### [Stated problem]
Take every line where the string "transfers" appears and copy it.

================

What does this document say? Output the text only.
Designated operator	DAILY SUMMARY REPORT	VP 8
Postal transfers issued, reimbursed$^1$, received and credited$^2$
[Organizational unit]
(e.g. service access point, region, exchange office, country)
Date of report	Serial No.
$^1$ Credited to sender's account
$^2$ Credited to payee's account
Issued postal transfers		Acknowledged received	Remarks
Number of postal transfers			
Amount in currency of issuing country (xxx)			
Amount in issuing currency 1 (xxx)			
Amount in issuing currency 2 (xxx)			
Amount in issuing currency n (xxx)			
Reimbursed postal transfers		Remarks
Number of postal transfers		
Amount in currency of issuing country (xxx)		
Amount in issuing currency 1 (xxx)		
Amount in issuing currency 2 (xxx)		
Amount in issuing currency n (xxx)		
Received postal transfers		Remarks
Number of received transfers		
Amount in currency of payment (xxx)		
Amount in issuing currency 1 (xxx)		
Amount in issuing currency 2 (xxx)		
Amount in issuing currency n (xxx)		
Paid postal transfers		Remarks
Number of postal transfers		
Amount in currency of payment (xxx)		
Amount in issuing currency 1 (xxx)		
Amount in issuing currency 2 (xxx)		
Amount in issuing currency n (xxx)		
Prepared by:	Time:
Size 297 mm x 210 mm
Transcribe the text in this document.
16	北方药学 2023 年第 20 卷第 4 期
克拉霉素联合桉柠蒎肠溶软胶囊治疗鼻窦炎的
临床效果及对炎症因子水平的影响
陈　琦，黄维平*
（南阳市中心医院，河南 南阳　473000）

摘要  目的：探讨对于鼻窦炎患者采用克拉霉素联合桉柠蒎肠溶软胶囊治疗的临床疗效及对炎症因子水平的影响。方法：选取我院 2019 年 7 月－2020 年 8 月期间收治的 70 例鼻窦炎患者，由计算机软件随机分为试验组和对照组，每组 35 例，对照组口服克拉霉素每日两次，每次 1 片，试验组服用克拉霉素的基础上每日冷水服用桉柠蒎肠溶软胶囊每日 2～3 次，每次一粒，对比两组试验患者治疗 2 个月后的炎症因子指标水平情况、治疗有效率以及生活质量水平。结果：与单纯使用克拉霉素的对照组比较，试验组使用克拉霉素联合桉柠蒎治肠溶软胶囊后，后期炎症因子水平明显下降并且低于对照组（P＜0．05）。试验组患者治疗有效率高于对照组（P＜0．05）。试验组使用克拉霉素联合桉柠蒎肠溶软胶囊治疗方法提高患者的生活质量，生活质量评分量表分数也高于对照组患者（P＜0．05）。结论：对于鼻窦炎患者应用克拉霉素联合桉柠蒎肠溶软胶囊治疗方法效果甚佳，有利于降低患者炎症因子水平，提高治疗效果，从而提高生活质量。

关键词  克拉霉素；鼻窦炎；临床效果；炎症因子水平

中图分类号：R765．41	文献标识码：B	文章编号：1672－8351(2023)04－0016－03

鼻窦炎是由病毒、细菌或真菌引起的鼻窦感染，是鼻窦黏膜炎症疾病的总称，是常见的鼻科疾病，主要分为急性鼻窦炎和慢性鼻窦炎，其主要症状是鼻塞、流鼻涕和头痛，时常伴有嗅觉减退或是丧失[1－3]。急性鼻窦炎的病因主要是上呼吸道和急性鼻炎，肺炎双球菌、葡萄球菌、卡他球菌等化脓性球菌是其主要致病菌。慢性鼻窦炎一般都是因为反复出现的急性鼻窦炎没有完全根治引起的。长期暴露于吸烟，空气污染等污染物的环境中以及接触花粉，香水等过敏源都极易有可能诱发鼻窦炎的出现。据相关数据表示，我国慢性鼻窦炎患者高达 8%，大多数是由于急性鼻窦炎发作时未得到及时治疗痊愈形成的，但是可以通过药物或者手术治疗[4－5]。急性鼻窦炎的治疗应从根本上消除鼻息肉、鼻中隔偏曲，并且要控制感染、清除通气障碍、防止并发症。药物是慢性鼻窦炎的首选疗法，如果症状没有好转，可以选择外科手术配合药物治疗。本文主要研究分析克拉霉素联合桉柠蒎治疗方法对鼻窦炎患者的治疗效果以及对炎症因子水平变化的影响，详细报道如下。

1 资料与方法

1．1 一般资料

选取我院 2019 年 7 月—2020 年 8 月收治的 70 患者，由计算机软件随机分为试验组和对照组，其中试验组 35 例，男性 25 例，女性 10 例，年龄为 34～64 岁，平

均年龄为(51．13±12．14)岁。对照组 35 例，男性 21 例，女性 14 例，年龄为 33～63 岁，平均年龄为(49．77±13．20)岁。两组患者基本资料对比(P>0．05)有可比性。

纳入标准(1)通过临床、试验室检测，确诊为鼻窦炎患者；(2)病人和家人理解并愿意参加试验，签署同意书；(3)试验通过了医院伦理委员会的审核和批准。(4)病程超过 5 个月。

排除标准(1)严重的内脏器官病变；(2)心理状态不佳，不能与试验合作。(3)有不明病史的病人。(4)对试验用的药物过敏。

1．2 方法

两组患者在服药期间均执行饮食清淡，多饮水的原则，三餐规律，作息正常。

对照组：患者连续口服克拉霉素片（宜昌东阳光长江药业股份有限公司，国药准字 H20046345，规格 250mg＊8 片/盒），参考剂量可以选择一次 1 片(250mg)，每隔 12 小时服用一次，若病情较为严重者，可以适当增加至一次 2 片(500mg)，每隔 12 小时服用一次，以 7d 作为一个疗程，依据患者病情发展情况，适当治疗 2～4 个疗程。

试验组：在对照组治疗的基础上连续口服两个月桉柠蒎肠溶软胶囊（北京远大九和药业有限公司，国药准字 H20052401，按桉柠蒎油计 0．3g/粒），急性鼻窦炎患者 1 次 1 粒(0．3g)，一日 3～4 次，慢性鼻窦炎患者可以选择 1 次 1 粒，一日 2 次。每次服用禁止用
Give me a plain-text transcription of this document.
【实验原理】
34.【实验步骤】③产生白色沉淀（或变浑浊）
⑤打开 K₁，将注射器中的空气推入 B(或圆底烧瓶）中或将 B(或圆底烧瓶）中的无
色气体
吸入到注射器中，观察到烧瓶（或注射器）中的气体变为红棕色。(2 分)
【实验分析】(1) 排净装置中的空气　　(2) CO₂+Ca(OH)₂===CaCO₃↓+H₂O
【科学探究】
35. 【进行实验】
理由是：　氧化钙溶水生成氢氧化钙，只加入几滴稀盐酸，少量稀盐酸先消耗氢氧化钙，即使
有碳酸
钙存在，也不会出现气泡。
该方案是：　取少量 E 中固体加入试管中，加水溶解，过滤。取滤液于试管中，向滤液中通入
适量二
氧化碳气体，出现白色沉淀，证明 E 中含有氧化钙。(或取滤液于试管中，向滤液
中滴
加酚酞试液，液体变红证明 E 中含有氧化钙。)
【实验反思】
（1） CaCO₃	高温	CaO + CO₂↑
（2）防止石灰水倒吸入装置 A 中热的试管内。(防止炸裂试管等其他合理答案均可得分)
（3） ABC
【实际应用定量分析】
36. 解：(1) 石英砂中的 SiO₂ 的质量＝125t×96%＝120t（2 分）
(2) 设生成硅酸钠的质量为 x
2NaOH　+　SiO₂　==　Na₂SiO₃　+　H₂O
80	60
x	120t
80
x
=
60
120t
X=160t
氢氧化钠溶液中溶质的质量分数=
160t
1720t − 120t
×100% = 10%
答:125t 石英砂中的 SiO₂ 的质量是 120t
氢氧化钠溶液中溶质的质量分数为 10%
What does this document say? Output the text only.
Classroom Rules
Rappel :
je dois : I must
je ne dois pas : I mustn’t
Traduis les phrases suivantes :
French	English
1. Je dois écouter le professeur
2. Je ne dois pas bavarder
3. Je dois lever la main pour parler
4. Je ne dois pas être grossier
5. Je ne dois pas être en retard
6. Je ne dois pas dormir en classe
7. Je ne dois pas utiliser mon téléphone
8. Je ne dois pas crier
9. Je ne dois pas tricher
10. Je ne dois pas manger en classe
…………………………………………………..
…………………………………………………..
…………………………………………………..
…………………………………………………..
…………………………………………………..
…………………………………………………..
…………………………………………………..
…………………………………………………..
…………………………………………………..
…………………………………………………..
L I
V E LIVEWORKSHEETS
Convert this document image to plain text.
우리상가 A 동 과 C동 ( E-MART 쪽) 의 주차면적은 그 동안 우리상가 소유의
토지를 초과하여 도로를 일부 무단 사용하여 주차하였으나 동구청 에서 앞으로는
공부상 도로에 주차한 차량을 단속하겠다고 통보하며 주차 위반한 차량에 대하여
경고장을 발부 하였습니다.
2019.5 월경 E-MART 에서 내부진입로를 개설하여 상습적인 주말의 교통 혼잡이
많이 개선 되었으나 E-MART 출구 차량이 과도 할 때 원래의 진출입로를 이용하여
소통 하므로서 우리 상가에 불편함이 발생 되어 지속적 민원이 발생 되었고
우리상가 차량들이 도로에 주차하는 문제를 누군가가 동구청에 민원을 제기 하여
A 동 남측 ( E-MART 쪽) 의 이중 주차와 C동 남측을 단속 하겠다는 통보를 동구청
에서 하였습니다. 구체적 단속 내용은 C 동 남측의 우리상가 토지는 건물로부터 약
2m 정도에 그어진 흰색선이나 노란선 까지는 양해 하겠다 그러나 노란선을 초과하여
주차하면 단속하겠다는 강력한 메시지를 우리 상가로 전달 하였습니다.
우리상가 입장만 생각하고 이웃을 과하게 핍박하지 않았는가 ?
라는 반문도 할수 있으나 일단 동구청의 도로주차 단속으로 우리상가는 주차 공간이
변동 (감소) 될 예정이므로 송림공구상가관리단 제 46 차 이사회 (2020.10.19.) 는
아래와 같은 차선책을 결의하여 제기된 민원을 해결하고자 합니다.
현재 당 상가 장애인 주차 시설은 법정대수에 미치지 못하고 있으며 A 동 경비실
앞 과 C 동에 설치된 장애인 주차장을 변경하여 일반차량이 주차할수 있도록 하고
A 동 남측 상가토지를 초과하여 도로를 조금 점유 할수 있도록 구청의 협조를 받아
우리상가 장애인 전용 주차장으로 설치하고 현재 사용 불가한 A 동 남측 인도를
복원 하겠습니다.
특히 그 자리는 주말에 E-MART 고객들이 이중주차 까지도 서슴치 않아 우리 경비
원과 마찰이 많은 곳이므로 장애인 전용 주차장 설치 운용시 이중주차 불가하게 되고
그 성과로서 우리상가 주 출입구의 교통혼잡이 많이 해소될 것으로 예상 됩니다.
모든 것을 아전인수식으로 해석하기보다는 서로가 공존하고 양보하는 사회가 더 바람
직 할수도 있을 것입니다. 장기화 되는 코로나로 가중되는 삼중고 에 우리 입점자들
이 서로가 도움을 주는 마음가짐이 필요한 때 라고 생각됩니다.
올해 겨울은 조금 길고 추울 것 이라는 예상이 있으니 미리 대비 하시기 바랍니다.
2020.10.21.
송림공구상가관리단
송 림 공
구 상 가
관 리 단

================

### [Solution for this exercise]
Postal transfers issued, reimbursed$^1$, received and credited$^2$
Issued postal transfers		Acknowledged received	Remarks
Number of postal transfers			
Reimbursed postal transfers		Remarks
Number of postal transfers		
Received postal transfers		Remarks
Number of received transfers		
Paid postal transfers		Remarks
Number of postal transfers		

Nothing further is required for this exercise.